# Brief:
Look through the material below. Copy every line with the string "image" in it.
***** Input for this task *****
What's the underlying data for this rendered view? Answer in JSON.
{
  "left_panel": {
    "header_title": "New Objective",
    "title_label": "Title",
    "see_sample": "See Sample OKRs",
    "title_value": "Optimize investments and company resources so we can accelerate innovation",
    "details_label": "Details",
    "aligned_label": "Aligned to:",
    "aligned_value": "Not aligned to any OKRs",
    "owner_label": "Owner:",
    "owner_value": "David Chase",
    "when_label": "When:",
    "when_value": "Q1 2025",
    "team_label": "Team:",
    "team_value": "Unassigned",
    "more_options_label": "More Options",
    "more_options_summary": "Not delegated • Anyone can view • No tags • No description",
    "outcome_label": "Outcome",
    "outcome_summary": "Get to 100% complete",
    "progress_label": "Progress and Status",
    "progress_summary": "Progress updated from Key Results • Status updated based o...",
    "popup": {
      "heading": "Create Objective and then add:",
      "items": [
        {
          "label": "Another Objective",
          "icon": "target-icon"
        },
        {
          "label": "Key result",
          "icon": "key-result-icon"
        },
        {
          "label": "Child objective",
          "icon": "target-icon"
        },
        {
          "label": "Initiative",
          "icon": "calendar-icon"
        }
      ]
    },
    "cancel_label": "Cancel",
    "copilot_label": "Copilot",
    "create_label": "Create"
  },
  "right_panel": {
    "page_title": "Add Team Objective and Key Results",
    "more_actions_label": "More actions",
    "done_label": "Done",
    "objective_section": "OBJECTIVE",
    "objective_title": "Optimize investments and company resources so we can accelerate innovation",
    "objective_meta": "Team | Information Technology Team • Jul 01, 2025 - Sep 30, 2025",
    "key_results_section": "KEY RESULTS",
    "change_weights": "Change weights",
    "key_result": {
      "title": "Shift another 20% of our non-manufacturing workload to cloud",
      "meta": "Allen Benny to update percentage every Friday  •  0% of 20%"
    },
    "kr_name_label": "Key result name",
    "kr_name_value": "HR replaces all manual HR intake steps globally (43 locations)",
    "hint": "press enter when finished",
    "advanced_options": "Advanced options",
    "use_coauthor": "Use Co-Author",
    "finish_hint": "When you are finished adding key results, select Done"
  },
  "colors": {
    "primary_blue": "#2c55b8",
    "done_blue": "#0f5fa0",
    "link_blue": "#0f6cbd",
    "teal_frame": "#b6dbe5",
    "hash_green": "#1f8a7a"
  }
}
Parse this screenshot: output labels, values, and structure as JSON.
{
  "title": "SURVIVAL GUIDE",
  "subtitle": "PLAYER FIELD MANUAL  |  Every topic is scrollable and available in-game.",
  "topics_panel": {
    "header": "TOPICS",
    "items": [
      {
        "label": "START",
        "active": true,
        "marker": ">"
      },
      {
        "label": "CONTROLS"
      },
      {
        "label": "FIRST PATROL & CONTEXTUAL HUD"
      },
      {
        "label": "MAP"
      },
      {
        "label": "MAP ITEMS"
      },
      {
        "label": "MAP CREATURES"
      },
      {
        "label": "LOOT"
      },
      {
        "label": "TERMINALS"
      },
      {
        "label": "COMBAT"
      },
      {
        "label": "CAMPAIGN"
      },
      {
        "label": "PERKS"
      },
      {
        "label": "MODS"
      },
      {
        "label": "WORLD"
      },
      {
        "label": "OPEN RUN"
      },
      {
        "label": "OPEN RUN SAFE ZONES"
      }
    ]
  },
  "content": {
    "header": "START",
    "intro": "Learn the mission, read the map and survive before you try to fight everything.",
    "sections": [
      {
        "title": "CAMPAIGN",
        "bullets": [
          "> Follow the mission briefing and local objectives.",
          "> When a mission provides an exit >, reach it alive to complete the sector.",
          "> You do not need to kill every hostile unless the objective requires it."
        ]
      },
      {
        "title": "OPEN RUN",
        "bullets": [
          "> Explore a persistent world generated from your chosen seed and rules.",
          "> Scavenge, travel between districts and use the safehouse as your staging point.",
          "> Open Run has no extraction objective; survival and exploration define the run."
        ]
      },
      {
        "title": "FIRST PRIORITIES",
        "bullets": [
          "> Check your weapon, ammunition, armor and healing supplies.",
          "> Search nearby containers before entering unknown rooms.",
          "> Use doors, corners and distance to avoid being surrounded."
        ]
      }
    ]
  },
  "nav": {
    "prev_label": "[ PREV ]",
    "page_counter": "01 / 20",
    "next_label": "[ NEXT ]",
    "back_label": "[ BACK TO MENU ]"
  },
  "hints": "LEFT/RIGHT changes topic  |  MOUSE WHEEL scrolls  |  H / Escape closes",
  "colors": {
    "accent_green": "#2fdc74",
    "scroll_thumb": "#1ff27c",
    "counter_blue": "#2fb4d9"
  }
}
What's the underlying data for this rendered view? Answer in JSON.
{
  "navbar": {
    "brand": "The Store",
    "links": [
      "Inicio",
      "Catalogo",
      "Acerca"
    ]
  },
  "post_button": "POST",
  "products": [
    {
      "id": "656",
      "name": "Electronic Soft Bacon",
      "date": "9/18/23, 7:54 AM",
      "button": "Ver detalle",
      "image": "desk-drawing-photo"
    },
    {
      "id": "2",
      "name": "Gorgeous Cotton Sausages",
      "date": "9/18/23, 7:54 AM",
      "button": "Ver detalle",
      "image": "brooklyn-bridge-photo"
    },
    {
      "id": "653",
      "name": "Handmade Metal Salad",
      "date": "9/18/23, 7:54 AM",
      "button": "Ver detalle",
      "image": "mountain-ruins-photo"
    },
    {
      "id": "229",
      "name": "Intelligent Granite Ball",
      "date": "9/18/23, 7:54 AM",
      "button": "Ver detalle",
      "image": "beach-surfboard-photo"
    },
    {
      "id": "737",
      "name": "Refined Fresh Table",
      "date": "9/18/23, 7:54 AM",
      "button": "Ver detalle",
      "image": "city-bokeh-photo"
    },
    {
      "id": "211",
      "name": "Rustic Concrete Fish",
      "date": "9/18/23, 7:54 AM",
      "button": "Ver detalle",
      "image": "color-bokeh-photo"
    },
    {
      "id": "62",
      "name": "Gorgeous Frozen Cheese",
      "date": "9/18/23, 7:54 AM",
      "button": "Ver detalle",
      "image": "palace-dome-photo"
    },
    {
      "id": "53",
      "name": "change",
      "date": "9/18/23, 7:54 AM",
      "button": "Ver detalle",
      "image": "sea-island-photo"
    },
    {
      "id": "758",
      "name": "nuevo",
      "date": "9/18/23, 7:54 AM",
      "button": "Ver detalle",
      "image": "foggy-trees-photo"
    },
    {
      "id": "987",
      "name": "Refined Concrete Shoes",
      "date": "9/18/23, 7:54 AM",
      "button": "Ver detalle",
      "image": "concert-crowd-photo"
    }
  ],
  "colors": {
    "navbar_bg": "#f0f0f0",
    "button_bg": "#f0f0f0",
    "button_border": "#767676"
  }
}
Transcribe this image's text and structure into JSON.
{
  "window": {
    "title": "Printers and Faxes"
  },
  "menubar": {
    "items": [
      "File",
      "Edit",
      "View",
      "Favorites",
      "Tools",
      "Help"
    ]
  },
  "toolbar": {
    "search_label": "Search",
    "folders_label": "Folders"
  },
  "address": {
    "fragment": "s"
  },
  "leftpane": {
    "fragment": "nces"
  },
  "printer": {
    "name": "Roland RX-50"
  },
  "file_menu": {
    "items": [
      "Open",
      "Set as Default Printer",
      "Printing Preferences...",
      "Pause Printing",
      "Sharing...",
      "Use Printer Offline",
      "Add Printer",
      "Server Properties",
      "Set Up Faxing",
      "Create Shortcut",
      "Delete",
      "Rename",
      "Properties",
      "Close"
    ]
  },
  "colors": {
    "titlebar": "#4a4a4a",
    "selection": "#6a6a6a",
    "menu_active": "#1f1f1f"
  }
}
*****
# Final answer:
      "image": "desk-drawing-photo"
      "image": "brooklyn-bridge-photo"
      "image": "mountain-ruins-photo"
      "image": "beach-surfboard-photo"
      "image": "city-bokeh-photo"
      "image": "color-bokeh-photo"
      "image": "palace-dome-photo"
      "image": "sea-island-photo"
      "image": "foggy-trees-photo"
      "image": "concert-crowd-photo"
Transcribe this image's text and structure into JSON.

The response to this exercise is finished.